(Data records)

──────────

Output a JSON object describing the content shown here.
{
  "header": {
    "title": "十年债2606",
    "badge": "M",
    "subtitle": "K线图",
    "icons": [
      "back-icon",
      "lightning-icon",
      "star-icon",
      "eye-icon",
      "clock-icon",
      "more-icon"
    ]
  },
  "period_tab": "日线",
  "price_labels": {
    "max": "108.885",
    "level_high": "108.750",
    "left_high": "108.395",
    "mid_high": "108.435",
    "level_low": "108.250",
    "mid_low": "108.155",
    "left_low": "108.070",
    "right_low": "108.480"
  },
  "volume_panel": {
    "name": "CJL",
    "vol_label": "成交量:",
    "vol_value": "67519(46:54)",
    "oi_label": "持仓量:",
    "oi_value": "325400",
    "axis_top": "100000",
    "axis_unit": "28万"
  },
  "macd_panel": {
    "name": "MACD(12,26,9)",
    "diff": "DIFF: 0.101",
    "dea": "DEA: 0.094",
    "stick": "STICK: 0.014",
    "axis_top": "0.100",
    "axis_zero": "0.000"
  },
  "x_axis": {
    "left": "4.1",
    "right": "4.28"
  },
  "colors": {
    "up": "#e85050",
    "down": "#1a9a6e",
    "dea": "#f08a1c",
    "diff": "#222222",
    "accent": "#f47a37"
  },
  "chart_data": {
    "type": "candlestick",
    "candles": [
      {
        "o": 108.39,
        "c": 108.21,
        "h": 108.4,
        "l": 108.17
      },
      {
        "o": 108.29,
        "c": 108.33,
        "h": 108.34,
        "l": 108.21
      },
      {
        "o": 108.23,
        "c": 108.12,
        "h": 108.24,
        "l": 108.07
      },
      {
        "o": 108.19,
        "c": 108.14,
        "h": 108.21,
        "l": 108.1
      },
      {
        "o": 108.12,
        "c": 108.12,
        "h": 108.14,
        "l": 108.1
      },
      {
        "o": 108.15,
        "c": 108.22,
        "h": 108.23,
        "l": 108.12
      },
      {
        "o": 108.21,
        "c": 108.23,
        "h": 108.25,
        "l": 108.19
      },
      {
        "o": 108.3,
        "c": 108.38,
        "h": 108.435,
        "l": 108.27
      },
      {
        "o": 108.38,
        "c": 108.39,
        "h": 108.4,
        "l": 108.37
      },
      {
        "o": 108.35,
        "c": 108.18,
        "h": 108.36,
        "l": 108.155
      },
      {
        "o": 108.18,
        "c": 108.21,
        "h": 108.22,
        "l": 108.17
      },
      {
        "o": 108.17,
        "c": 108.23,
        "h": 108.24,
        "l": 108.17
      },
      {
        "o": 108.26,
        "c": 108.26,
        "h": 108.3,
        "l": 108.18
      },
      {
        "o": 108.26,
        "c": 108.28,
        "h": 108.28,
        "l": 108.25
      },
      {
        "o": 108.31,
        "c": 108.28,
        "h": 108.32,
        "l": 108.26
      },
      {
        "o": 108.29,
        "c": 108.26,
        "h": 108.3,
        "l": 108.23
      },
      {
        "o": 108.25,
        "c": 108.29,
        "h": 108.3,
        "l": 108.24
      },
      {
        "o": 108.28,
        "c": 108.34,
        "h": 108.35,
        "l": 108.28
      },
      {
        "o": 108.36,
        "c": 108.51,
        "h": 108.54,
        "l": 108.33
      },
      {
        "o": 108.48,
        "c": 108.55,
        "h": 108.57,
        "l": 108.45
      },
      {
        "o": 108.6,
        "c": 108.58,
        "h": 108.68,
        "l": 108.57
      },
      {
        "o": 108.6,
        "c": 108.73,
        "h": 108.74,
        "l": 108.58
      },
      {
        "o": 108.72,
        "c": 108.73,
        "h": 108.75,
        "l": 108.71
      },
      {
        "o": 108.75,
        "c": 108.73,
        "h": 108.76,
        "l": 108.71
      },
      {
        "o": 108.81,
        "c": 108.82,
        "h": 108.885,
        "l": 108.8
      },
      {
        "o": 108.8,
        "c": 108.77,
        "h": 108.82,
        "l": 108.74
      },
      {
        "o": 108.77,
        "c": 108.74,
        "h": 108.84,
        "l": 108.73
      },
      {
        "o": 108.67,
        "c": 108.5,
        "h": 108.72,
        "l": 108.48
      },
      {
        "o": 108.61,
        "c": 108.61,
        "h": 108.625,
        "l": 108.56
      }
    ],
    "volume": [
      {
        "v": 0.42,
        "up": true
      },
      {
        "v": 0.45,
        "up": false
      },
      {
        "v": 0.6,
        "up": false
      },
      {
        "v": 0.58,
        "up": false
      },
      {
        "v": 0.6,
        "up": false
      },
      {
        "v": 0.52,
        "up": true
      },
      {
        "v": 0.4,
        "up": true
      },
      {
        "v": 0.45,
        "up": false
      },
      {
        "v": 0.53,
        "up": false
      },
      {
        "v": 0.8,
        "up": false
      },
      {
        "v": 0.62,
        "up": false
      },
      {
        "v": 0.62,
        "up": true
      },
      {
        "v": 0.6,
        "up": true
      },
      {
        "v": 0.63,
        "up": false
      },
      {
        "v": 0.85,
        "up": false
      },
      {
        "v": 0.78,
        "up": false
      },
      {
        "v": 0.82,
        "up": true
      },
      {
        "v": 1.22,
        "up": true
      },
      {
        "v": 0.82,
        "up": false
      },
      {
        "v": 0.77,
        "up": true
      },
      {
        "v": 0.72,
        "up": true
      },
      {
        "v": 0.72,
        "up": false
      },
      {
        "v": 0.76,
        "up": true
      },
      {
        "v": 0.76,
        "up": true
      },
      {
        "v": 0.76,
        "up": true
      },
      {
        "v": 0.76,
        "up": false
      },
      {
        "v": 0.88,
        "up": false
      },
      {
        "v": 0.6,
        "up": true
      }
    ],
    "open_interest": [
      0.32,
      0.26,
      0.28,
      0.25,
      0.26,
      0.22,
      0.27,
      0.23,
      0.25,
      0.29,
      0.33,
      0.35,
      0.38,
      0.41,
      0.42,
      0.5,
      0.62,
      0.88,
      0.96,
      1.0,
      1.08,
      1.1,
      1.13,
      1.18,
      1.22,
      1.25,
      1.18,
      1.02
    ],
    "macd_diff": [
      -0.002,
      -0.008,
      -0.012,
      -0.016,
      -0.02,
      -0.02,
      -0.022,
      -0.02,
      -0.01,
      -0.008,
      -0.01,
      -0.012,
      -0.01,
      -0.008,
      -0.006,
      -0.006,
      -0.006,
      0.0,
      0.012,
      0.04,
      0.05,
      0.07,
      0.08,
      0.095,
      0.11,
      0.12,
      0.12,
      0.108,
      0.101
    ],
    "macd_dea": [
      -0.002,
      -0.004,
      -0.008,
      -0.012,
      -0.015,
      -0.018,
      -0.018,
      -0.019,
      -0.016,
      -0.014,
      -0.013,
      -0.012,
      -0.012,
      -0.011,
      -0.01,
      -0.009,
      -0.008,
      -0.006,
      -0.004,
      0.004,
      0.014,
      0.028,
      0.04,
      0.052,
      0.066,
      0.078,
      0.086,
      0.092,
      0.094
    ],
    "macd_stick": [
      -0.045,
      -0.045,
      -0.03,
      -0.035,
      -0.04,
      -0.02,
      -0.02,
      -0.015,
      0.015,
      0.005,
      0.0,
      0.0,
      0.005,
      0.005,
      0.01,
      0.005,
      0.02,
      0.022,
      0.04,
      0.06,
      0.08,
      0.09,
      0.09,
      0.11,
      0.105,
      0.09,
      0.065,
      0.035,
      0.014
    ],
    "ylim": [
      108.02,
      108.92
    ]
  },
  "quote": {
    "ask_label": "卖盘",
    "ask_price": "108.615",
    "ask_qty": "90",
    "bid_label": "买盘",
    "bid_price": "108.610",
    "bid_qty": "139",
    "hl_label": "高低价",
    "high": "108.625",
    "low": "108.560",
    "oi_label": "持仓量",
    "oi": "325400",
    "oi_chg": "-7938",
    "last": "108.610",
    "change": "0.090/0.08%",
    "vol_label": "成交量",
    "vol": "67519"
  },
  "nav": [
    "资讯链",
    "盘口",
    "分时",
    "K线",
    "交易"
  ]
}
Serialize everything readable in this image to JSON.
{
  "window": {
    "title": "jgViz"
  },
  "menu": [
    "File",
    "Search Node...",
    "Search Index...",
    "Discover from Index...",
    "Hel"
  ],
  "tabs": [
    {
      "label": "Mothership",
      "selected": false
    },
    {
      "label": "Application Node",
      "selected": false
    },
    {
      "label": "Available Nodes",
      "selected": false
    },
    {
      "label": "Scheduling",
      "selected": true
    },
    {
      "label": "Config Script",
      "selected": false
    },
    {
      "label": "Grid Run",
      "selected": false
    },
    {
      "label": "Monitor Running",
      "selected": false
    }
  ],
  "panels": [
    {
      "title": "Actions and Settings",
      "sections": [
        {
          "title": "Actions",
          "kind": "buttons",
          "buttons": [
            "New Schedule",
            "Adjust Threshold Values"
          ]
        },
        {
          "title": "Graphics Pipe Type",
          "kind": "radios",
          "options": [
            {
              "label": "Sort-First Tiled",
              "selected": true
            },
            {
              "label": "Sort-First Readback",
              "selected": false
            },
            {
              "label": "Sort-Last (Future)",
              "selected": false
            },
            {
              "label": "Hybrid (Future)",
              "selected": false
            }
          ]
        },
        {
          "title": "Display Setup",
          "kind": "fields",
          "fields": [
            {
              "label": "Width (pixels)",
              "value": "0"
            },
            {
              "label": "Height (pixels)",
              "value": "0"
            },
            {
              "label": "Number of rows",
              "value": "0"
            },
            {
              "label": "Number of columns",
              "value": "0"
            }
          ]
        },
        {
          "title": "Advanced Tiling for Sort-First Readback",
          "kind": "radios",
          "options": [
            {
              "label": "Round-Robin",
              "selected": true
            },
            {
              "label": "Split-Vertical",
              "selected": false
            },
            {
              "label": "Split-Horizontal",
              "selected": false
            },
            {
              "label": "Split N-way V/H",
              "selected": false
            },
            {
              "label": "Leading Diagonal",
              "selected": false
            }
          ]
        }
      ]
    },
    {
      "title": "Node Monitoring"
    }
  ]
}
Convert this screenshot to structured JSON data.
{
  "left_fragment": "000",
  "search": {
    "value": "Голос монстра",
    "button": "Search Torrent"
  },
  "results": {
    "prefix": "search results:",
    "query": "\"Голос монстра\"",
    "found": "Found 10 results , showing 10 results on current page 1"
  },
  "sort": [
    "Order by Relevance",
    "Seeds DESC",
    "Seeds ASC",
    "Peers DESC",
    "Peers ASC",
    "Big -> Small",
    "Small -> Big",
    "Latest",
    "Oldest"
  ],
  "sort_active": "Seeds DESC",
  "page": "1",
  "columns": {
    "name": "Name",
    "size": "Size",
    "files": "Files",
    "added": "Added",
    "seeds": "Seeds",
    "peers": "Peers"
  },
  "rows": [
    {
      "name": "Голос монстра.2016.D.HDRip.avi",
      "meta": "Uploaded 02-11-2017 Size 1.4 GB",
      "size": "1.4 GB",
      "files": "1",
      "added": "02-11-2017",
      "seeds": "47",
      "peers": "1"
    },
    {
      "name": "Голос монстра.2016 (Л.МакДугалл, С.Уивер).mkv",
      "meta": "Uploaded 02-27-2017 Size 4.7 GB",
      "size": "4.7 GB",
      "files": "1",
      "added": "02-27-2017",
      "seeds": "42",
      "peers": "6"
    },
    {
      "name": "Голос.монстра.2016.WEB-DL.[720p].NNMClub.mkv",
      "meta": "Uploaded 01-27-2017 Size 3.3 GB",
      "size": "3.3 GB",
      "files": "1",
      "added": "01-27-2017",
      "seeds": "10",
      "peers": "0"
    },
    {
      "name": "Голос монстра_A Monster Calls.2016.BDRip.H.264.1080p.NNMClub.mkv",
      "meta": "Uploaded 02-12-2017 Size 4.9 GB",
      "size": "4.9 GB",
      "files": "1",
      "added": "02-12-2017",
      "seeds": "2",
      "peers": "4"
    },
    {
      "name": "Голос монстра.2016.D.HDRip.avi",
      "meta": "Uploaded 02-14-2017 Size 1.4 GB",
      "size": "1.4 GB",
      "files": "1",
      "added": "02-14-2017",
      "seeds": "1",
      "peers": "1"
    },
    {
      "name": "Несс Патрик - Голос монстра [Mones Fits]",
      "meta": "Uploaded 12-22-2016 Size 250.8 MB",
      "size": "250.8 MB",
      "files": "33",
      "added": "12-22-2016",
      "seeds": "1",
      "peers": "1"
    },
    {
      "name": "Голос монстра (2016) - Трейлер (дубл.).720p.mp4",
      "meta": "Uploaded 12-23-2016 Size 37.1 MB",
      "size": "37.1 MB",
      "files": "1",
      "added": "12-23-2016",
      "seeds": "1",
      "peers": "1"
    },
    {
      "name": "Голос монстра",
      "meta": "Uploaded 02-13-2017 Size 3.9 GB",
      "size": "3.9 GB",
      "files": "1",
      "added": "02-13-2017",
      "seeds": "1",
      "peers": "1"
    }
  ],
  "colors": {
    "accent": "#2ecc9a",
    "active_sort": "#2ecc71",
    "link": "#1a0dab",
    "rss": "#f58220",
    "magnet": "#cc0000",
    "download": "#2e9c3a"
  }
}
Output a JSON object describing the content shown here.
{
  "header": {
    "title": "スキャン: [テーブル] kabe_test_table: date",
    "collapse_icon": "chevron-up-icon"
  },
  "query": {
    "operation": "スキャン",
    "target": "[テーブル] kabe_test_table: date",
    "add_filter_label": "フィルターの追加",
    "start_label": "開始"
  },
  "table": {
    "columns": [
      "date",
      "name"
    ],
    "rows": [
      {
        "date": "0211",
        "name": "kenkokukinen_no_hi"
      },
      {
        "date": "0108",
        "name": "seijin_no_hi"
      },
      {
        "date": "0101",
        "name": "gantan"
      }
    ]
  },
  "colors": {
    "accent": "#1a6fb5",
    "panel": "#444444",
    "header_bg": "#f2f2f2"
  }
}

──────────

◆ **WHAT IS ASKED**
Note how many lines in the listing above hold the string "Readback", then give only that figure.

◆ **RESULT FOR THIS TASK**
2